Items from a data source
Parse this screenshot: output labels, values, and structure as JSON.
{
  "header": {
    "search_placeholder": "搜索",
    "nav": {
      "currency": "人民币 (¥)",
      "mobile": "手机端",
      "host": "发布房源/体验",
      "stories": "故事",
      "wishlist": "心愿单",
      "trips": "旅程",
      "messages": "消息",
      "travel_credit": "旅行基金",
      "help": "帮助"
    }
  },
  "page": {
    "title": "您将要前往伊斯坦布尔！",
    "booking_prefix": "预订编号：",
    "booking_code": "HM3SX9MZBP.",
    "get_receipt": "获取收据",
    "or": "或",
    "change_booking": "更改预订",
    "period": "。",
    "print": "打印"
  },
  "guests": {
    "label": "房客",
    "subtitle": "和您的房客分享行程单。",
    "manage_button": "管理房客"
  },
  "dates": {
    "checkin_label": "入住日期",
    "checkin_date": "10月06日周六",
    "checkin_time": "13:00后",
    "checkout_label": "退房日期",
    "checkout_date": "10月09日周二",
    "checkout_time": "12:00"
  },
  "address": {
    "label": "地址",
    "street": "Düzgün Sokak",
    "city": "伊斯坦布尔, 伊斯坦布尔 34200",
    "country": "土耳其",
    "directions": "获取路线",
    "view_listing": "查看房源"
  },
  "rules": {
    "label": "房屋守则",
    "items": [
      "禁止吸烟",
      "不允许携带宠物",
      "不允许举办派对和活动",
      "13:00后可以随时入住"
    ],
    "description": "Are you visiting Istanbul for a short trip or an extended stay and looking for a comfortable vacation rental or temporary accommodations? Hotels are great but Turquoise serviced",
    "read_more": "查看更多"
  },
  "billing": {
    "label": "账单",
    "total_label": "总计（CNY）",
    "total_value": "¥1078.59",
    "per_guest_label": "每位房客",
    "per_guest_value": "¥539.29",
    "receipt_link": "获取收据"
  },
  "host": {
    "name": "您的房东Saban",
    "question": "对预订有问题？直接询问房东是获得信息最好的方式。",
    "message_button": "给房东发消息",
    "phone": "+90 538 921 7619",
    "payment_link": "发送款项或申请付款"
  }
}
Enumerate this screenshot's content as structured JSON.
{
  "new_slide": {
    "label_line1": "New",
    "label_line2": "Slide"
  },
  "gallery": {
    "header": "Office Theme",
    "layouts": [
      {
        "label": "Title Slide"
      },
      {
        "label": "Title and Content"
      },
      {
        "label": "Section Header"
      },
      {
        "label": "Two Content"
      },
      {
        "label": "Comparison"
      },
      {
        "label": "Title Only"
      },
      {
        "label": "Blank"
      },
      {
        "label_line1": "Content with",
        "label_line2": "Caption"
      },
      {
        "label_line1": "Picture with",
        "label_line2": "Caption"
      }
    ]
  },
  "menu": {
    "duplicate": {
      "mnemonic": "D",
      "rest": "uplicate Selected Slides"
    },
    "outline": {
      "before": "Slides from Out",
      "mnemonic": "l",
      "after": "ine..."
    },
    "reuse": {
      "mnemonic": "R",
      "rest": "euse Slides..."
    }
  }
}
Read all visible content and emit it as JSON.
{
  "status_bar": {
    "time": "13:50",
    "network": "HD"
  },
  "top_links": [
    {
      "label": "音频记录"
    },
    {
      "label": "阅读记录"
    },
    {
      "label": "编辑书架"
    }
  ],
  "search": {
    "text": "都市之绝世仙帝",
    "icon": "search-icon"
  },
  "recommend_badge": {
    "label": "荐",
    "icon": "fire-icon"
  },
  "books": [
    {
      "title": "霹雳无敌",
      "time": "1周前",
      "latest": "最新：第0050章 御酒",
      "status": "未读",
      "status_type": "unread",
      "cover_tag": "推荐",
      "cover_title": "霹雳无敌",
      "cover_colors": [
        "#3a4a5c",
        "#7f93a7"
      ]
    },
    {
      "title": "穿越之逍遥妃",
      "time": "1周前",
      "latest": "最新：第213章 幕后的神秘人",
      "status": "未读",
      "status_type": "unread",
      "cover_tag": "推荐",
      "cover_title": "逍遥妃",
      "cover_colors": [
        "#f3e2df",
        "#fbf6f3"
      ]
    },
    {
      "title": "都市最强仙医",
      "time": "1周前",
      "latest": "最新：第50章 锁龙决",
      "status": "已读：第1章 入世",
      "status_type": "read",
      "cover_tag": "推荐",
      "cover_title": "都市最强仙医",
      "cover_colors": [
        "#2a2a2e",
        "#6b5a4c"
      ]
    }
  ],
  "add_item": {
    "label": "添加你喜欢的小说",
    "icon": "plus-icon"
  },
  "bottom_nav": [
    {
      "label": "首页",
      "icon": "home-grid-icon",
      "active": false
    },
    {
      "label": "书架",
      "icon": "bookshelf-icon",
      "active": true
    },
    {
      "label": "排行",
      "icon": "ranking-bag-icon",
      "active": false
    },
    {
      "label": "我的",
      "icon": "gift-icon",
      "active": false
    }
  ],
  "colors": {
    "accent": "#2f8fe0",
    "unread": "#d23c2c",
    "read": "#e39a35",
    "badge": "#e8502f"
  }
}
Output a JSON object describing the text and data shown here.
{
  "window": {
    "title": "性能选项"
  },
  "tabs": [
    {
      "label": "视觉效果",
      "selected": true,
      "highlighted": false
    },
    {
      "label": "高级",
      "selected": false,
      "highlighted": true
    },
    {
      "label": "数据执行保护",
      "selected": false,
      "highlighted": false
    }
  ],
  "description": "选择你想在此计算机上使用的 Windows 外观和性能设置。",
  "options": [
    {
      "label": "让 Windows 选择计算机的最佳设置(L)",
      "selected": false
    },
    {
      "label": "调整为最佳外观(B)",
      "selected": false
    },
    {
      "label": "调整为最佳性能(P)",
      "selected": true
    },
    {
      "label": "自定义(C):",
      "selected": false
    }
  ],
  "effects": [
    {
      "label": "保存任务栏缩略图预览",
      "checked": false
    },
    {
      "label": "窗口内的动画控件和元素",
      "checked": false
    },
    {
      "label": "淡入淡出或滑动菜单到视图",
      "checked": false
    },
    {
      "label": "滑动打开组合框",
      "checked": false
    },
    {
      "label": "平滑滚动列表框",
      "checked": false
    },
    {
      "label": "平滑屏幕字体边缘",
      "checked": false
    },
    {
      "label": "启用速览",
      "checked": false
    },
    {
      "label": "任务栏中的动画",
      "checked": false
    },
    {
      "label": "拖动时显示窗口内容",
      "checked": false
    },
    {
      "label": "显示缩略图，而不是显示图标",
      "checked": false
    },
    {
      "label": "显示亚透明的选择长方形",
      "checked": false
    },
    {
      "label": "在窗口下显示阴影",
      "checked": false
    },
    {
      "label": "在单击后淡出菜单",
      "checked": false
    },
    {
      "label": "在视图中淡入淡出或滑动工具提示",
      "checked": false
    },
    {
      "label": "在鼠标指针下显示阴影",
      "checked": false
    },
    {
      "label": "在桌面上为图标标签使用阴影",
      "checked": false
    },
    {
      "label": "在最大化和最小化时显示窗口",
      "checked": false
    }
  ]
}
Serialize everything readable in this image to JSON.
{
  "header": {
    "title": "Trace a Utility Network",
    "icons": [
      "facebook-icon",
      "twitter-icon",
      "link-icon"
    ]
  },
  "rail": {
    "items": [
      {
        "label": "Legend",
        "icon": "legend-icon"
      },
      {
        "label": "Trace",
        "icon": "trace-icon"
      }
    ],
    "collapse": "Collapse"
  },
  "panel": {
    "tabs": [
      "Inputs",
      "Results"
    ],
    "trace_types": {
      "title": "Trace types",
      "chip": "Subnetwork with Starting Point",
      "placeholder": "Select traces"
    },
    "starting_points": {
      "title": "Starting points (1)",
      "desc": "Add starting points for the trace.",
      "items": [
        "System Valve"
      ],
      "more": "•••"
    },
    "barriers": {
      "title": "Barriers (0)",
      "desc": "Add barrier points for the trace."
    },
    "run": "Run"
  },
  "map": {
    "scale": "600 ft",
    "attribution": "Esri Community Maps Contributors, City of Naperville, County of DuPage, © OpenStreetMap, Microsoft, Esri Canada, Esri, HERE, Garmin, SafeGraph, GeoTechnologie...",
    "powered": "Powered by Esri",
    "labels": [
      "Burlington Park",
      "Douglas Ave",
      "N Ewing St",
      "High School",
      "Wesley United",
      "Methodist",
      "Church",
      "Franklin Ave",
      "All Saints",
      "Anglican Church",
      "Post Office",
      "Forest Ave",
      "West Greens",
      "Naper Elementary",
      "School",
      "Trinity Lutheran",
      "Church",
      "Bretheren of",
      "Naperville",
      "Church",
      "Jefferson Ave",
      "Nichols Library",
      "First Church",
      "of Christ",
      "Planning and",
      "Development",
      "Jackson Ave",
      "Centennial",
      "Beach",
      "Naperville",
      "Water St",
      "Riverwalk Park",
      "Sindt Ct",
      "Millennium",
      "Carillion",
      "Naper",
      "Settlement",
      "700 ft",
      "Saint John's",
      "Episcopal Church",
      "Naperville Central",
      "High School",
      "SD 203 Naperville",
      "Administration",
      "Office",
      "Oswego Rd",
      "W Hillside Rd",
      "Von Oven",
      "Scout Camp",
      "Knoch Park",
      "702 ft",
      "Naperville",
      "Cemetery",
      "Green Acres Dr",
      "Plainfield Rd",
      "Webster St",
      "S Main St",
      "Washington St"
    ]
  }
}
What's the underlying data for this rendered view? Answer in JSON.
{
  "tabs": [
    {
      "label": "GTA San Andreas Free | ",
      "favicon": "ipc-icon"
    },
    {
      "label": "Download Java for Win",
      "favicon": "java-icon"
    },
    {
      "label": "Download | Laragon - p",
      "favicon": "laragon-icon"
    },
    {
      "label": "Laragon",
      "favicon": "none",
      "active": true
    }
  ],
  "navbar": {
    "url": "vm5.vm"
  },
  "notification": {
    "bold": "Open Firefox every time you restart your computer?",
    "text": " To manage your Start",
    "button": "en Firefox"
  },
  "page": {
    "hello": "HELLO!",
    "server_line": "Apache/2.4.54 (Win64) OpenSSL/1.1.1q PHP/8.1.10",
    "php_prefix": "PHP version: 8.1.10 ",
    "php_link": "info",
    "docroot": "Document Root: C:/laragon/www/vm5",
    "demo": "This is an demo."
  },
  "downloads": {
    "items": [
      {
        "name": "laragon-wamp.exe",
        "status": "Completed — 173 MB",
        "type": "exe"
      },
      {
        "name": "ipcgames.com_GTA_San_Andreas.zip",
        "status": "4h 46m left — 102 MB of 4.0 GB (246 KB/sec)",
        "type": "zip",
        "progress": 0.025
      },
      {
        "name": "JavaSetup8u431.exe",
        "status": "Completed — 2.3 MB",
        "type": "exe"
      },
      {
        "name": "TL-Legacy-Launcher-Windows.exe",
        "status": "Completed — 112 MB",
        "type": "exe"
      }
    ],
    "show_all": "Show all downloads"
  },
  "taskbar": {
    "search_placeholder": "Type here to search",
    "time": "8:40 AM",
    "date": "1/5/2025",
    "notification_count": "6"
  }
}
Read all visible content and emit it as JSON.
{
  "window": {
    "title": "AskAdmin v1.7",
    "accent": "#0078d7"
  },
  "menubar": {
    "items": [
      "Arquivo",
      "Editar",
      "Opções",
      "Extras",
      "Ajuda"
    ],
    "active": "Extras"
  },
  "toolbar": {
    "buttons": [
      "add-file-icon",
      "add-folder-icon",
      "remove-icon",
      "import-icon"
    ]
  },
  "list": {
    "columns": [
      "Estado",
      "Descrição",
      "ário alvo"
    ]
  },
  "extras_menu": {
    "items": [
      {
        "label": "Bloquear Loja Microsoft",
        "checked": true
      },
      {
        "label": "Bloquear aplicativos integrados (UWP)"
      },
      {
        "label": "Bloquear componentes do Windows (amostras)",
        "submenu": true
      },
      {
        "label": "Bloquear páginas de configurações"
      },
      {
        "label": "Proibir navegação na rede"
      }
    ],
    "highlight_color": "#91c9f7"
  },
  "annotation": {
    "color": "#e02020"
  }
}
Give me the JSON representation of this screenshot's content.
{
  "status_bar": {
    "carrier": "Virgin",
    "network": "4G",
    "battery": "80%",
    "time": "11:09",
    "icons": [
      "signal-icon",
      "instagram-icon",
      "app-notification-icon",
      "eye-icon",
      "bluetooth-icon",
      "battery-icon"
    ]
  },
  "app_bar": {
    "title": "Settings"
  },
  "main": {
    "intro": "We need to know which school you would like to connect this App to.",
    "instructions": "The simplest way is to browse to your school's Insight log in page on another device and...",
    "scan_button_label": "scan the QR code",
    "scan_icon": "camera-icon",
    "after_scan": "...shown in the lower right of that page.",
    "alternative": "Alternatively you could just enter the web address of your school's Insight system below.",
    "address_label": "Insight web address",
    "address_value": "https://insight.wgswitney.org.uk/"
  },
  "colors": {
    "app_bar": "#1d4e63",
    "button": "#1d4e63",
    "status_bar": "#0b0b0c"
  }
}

WHAT THE TASK REQUIRES. In the records above, find each line that holds the word "downloads"; copy all such lines.

SOLVED EXERCISE.
  "downloads": {
    "show_all": "Show all downloads"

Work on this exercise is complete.